start

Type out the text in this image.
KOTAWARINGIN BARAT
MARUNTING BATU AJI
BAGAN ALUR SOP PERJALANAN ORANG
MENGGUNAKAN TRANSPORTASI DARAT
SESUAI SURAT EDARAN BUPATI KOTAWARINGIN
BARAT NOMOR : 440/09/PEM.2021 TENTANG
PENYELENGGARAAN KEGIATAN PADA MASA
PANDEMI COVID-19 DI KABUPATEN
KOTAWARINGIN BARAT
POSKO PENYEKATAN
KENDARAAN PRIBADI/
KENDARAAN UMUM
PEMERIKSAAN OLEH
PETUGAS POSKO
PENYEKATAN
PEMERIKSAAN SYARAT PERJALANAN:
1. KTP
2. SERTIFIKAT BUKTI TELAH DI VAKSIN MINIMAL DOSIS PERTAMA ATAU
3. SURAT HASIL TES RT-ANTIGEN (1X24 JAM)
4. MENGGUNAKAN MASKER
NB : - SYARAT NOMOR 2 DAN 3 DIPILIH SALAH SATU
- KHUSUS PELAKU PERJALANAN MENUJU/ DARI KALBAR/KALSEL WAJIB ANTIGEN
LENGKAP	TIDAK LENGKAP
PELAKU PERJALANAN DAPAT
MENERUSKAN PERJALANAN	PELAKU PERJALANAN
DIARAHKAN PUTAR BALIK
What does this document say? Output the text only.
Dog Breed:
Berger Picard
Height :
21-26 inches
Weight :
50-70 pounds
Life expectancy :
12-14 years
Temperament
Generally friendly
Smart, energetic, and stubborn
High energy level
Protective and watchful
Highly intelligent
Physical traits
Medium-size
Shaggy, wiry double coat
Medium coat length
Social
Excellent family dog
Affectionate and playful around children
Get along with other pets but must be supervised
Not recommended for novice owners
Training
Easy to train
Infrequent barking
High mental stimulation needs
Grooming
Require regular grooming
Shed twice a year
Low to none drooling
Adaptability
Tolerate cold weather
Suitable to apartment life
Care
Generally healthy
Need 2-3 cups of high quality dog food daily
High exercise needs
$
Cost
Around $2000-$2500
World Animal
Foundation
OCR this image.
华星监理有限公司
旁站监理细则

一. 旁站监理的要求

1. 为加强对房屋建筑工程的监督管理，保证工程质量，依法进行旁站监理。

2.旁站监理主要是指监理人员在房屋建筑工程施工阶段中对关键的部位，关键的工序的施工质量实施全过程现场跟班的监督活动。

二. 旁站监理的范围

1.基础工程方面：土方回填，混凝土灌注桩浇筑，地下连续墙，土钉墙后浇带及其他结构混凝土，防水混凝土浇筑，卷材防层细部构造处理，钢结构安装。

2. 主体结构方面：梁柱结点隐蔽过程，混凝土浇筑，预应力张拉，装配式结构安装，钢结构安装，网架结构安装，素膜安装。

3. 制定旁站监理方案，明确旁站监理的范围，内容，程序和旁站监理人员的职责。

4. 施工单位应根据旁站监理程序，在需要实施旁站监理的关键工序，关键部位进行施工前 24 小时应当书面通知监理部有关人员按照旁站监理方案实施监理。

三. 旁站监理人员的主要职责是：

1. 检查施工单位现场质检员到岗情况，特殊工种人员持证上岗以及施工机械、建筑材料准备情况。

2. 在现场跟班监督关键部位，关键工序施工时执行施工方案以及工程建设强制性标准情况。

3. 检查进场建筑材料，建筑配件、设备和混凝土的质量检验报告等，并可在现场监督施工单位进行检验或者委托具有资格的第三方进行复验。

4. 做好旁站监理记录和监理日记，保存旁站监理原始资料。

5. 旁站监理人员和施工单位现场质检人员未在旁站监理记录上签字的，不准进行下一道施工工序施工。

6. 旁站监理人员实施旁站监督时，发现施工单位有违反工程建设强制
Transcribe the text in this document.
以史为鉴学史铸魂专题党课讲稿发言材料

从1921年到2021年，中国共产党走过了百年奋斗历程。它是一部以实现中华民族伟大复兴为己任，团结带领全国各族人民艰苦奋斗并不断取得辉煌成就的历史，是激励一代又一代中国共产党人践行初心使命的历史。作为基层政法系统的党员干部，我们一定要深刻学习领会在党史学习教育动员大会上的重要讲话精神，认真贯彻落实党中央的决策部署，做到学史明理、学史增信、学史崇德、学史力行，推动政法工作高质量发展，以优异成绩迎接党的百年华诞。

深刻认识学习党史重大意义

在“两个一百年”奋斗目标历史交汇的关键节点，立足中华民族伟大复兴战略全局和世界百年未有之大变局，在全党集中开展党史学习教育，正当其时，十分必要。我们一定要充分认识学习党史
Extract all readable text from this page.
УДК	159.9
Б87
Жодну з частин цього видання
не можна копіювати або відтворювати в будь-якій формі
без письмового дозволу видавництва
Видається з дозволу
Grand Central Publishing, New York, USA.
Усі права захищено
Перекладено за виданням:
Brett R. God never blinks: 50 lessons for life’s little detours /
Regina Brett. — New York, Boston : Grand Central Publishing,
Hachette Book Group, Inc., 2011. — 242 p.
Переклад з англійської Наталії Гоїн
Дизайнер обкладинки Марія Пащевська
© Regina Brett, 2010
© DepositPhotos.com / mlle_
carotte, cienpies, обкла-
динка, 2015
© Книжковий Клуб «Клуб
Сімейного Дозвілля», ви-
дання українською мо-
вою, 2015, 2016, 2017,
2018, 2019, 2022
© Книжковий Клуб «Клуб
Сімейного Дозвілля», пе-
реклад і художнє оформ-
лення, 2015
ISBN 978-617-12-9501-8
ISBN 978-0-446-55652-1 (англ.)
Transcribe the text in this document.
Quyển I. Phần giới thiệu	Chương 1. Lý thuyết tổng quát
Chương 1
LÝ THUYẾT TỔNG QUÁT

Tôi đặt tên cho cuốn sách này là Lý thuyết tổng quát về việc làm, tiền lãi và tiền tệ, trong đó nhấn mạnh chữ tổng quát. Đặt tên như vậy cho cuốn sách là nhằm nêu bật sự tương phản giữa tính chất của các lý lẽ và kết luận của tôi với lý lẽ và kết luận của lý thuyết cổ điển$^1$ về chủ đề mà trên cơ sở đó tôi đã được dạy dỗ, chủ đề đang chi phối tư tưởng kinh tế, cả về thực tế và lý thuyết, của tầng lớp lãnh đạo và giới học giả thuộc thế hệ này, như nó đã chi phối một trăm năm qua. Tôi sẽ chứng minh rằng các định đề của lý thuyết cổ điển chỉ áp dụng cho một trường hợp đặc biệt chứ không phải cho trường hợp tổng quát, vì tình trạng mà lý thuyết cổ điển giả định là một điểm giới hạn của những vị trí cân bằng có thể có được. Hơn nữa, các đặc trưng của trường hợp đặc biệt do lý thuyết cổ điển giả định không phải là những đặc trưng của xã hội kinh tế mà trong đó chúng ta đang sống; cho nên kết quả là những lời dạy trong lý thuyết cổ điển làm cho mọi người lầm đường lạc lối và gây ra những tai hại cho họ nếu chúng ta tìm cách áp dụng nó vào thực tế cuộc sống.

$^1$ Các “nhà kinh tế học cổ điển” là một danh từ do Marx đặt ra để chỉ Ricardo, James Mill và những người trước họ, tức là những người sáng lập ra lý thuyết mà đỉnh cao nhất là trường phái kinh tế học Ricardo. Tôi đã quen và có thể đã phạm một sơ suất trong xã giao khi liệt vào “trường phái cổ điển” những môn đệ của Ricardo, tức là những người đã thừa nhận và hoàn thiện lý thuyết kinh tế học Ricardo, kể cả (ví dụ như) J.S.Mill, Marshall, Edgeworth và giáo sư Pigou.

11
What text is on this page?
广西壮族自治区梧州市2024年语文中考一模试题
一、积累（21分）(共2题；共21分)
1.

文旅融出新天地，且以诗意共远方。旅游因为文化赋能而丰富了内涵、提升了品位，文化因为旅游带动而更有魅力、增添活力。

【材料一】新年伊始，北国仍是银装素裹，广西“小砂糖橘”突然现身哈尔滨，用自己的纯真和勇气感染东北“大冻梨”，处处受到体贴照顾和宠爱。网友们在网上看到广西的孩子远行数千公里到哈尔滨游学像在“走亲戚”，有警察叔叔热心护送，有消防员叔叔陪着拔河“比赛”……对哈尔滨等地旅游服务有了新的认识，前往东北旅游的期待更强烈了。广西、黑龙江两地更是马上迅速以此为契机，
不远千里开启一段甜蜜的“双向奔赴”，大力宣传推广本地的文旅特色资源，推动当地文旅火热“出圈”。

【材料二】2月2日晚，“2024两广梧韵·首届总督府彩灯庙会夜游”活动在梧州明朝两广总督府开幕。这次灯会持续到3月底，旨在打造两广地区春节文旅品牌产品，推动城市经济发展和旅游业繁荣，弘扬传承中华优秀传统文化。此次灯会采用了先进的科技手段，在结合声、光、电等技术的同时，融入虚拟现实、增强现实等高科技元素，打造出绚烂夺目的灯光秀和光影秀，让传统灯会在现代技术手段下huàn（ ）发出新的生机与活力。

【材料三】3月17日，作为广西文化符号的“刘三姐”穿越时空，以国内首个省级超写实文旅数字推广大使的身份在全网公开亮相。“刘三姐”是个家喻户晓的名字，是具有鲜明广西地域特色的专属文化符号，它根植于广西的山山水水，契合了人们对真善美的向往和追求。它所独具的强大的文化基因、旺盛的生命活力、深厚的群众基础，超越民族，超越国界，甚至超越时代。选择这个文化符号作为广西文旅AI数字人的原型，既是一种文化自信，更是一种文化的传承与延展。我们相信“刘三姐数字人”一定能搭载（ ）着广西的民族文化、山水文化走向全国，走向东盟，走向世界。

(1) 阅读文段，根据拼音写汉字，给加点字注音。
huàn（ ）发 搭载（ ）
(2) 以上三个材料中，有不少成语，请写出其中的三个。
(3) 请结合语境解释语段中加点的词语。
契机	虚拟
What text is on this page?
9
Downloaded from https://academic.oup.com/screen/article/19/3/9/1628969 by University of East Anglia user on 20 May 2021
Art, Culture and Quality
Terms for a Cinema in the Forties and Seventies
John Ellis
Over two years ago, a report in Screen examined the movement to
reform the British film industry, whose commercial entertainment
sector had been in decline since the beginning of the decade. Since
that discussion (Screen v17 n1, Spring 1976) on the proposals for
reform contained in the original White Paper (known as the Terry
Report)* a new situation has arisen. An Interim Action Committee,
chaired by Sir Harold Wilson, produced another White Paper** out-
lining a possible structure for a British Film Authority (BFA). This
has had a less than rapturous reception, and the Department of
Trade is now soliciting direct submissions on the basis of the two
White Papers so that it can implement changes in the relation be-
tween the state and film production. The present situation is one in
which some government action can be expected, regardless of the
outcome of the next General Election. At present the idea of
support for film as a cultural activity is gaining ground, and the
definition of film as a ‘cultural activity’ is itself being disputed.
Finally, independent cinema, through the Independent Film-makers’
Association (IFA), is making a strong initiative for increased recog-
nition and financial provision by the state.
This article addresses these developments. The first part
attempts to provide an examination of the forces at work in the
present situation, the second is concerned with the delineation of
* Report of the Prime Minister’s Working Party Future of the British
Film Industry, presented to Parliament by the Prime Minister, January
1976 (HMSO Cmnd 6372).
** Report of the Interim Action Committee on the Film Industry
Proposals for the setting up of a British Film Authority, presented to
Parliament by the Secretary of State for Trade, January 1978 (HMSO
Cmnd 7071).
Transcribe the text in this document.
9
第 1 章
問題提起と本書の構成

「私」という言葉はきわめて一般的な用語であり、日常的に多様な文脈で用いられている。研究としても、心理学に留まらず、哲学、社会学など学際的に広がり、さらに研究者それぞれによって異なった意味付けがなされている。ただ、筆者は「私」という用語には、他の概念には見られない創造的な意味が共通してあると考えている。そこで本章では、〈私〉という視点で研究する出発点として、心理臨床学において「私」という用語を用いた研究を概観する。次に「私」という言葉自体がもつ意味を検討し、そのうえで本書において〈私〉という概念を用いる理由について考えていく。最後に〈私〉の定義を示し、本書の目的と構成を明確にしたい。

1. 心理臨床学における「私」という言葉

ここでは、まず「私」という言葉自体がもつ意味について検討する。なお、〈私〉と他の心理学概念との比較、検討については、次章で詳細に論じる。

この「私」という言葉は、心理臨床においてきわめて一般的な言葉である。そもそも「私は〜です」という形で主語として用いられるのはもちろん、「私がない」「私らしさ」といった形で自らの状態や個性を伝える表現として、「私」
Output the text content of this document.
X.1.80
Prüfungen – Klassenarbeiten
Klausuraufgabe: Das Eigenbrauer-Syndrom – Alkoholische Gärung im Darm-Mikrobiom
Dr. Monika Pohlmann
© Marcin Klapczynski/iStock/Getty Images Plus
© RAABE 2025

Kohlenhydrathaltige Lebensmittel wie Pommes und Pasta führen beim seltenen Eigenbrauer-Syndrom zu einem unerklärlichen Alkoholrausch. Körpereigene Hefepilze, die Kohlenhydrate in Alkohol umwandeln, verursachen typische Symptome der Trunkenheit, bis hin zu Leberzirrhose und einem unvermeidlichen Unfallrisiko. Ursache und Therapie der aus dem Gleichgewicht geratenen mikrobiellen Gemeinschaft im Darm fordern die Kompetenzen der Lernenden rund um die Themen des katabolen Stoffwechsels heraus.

end

[Prompt] Copy each line above containing the string "Generally".

[Worked solution]
Generally friendly
Generally healthy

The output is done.